> Consigne donnée 1:
Répondez brièvement aux questions suivantes sur le texte consacré à la réforme des aides sociales à Newburgh :
(a) Pour quelle chaîne Chet Huntley travaille-t-il ?
(b) De combien de dispositions se compose la réforme adoptée le 20 juin 1961 ?
(c) À quelle durée les aides des nouveaux habitants sont-elles limitées ?
> Consigne donnée 2:
Rédigez la suite du texte consacré à la réforme des aides sociales à Newburgh, à partir de sa dernière phrase.

Joseph Mitchell est bien connu du public américain, car « depuis presque un an, Newburgh est sous les feux de la rampe », rappelle Chet Huntley, le journaliste populaire de NBC. L’émission, intitulée « The Battle of Newburgh » (« La bataille de Newburgh »), revient sur des événements qui ont agité la ville, l’État de New York et l’ensemble du pays quelques mois auparavant. […]

Le 20 juin 1961, le conseil municipal adopte une réforme destinée à limiter le versement des aides par un contrôle strict exercé sur les allocataires et sur leur mode de vie. Le texte, composé de treize dispositions, est rédigé par Mitchell, l’administrateur que le conseil municipal a engagé neuf mois plus tôt. Plutôt que des transferts financiers, les prestations sociales sont désormais en partie attribuées sous forme de bons de consommation. Les hommes physiquement aptes au travail sont contraints de travailler à des missions d’intérêt général, à raison de 40 heures par semaine, et ne peuvent décliner une offre d’emploi. Les femmes ayant des enfants hors mariage s’exposent à une radiation administrative si elles donnent naissance à un nouvel enfant. Personne ne peut toucher des aides plus de trois mois par an. Enfin, les nouveaux habitants doivent prouver qu’ils sont venus à Newburgh pour répondre à une offre d’emploi, la durée de leurs aides étant en outre limitée à deux semaines.

Le message des élus locaux est sans ambiguïté : toucher des aides sociales ne peut désormais se faire que sous de strictes conditions. Bien que la réforme s’enracine dans un contexte urbain bien particulier, où les tensions raciales sont fortes, elle ne reste pas un événement local : très vite, elle fait la couverture de nombreux journaux et magazines dans l’ensemble du pays. De Newburgh à Brooklyn, de Los Angeles à Chicago, le texte déchaîne les passions. Il est plébiscité par une partie du public et de la classe politique, fermement condamné par l’autre. Les associations pour les droits civiques et de protection de l’enfance, les élus libéraux et les syndicats s’indignent du traitement cruel que les élus de Newburgh réservent aux pauvres. À l’inverse, pour ceux qui les soutiennent – les conservateurs, une partie de la presse, les contribuables de la classe moyenne blanche – le véritable scandale est ailleurs : les comportements des bénéficiaires sont jugés immoraux et la permissivité de l’administration sociale, choquante.

> Enregistrements fournis:

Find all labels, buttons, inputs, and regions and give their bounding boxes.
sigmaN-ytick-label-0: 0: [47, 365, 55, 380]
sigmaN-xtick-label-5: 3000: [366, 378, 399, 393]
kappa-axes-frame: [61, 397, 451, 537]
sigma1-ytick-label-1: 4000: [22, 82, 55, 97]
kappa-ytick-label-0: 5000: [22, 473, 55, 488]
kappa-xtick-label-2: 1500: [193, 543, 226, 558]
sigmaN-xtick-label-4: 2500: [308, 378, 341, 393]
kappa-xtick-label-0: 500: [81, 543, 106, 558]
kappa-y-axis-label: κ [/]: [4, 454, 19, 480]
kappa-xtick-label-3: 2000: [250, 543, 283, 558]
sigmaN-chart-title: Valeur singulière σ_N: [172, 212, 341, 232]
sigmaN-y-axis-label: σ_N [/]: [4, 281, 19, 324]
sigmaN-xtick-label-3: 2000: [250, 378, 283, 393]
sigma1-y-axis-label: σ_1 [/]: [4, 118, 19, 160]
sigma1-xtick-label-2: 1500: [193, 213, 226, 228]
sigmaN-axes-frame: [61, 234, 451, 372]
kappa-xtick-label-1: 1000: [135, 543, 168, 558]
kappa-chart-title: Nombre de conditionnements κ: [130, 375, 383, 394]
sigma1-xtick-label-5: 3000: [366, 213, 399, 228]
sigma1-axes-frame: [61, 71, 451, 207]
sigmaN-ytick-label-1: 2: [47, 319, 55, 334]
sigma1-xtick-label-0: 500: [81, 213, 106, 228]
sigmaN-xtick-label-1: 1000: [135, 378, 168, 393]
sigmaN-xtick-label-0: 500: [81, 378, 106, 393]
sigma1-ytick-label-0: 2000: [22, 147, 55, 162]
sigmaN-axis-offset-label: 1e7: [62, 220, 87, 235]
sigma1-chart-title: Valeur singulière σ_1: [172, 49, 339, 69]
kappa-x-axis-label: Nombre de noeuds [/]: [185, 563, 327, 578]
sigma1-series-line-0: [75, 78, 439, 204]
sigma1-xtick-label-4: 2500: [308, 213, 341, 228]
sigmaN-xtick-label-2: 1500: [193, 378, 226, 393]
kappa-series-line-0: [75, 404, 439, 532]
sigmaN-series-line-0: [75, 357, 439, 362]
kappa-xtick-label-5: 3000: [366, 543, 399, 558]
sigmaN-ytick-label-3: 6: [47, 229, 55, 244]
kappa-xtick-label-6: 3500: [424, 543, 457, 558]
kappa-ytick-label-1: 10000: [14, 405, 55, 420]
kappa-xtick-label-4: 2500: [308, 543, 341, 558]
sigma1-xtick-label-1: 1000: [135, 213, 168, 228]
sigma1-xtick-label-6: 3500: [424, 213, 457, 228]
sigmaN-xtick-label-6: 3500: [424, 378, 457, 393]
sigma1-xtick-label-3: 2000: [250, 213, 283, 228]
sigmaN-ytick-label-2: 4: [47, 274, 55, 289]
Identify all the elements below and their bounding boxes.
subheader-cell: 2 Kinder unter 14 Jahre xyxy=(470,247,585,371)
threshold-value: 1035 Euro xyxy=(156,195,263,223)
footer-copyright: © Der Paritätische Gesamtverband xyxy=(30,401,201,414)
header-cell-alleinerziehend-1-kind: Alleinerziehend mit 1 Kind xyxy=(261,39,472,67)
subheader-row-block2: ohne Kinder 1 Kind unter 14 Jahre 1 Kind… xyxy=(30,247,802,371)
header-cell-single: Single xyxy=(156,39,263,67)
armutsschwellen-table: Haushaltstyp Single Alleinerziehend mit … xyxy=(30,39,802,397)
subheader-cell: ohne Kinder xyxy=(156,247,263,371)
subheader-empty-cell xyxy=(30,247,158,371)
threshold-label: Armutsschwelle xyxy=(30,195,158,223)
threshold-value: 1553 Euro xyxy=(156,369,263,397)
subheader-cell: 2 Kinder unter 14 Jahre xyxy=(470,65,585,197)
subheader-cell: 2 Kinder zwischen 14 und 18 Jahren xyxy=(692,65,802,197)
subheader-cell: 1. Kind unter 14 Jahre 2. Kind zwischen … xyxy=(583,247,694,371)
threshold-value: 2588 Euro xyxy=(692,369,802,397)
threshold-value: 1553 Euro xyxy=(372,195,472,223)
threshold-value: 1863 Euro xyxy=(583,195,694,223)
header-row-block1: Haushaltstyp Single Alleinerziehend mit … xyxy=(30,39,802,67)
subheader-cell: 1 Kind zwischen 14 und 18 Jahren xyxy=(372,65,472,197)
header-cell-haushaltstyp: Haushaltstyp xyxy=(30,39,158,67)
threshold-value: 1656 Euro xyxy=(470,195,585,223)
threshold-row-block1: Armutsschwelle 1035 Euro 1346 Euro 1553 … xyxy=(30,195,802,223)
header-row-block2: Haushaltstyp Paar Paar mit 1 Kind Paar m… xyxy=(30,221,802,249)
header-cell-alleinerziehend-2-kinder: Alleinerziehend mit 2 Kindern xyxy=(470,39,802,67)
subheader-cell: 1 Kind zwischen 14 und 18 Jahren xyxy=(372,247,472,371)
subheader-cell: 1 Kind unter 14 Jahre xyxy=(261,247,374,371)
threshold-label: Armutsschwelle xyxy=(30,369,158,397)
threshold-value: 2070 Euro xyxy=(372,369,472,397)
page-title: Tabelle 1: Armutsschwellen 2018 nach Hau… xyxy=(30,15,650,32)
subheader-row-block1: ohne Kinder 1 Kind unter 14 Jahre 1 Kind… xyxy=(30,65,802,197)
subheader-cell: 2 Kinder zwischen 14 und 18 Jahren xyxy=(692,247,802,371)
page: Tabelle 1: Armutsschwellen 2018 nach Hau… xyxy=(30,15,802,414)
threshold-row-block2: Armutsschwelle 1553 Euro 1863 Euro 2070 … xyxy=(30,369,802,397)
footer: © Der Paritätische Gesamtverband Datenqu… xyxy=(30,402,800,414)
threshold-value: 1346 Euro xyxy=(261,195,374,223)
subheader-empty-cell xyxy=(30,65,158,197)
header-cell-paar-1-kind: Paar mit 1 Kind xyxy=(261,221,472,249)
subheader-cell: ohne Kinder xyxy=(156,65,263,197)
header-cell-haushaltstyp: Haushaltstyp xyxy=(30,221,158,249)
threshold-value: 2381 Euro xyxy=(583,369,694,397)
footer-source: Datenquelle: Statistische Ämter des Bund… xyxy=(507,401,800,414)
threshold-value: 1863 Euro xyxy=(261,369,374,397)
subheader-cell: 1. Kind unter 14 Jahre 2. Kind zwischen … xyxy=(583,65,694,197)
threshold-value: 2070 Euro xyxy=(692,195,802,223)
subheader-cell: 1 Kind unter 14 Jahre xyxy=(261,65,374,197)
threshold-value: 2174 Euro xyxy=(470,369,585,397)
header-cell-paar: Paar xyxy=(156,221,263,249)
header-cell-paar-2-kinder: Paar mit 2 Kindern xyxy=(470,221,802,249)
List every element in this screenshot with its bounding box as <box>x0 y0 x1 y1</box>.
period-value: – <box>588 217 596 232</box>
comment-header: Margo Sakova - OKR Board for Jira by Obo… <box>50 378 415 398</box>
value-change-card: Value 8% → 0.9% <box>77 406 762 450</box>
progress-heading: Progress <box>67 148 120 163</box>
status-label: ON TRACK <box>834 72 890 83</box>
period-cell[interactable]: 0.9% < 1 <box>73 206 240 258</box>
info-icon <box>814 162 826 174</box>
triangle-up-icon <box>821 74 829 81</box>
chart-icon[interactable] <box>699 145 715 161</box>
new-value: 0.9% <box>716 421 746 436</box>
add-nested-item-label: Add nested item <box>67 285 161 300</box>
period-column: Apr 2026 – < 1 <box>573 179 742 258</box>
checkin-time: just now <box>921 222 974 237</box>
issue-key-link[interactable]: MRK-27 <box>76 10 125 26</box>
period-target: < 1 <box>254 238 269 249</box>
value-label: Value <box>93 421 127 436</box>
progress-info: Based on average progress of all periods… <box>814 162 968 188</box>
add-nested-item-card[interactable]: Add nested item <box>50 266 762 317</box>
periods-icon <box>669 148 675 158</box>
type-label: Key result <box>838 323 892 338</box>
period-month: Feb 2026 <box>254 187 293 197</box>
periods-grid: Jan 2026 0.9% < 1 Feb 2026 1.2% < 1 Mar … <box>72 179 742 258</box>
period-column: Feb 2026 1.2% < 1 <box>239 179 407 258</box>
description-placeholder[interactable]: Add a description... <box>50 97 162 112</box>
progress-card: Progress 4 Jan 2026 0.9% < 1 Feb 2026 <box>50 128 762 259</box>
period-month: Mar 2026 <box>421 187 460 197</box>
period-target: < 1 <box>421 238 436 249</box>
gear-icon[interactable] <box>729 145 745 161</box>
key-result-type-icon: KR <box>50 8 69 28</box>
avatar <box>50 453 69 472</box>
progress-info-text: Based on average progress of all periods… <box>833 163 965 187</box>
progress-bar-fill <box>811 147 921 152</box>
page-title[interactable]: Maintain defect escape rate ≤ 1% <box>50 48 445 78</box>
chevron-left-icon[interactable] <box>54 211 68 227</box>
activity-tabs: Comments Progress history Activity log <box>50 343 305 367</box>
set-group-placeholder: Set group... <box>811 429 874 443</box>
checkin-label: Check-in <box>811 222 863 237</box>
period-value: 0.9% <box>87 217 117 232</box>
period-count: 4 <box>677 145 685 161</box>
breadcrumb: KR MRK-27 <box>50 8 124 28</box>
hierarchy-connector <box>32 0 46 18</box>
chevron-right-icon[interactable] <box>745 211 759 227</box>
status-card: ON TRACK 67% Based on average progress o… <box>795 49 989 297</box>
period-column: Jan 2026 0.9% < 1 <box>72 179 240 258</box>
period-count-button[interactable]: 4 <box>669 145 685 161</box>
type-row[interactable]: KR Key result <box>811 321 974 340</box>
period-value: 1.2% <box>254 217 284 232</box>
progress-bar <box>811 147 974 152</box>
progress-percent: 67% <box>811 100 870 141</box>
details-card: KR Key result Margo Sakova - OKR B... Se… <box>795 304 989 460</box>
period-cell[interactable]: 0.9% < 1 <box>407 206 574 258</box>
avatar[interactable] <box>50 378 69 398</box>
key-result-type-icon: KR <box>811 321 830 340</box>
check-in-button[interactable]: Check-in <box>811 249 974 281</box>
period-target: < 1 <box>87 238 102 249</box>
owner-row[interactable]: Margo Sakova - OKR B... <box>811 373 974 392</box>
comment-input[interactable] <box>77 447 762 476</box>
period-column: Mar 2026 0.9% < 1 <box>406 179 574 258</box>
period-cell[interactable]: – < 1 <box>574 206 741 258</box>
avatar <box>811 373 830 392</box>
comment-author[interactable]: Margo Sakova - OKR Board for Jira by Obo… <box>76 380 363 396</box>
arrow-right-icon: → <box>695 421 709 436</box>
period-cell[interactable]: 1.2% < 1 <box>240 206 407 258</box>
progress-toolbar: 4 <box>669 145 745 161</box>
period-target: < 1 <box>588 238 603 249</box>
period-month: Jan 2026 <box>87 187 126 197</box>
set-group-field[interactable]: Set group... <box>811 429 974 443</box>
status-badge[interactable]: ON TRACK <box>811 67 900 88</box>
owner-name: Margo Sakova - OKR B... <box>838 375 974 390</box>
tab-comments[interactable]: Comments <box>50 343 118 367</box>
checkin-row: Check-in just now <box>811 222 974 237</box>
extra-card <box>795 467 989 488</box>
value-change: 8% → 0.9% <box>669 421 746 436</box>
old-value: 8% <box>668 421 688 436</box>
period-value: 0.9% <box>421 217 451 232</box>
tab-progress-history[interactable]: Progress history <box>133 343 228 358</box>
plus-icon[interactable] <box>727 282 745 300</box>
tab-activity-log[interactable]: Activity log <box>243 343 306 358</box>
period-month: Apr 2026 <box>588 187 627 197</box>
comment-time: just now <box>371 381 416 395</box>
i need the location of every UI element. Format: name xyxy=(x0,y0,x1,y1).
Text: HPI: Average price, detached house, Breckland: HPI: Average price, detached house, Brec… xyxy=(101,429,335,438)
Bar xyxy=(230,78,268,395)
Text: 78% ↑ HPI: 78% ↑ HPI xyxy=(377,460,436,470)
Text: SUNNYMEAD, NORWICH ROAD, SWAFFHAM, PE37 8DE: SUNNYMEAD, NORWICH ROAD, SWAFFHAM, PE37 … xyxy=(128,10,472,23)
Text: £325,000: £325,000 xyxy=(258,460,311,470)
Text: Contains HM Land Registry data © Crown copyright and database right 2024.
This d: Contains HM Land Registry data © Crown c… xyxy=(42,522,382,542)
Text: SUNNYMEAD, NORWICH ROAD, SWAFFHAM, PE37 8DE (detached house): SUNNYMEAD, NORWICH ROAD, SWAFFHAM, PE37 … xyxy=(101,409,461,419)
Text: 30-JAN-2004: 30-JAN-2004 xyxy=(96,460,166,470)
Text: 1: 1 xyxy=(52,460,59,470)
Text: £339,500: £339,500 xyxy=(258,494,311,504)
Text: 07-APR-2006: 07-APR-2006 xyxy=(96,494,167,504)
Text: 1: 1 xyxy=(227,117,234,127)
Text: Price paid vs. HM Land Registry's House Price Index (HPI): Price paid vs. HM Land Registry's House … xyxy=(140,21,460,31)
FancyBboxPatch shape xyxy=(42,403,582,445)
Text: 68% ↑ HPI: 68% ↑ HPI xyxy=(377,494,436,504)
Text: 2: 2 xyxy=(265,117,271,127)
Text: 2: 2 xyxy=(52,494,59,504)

> Réponse rédigée 1:
(a) NBC.
(b) Treize dispositions.
(c) Deux semaines.

> Réponse rédigée 2:
La décision surprenante de Newburgh connaît rapidement une phase judiciaire. Dès l’adoption du texte, la National Association for the Advancement of Colored People (NAACP), la grande association pour les droits civiques créée en 1909 par le sociologue noir W.E.B. Du Bois, en appelle aux pouvoirs – le gouverneur, les sénateurs, les administrateurs sociaux de l’État – pour qu’ils interdisent sa mise en application. Un conflit juridique s’ensuit entre les élus locaux et les autorités new-yorkaises, qui jugent le texte contraire au droit fédéral et à celui de l’État de New York. Le gouverneur républicain Nelson Rockefeller menace la ville de sanctions, et son administration entame une procédure officielle à l’encontre des élus locaux.

La personnalité de Joseph Mitchell et la réforme suscitent un profond engouement auprès du public et de la presse. La méthode, brutale, plaît à beaucoup. Mitchell et les élus new-yorkais reçoivent de nombreux courriers et pétitions de soutien à la réforme, en provenance du pays entier. Le 13 août 1961, un sondage national réalisé par Gallup révèle qu’une écrasante majorité des personnes interrogées – plus de 80 % – y sont favorables. Dans l’ensemble du pays, de nombreux journaux partagent cet avis et dressent un constat critique des programmes d’assistance sociale, qui seraient trop dispendieux pour les contribuables, inaptes à résorber la pauvreté, rongés par les abus et les profiteurs. Joseph Mitchell est présent dans toute la presse nationale au cours de l’été 1961. Sur les photos, cigarette à la main, l’homme met en scène son volontarisme politique. Loin des beaux discours des libéraux, il agit et remet de l’ordre dans le système de protection sociale.

Joseph Mitchell, au centre.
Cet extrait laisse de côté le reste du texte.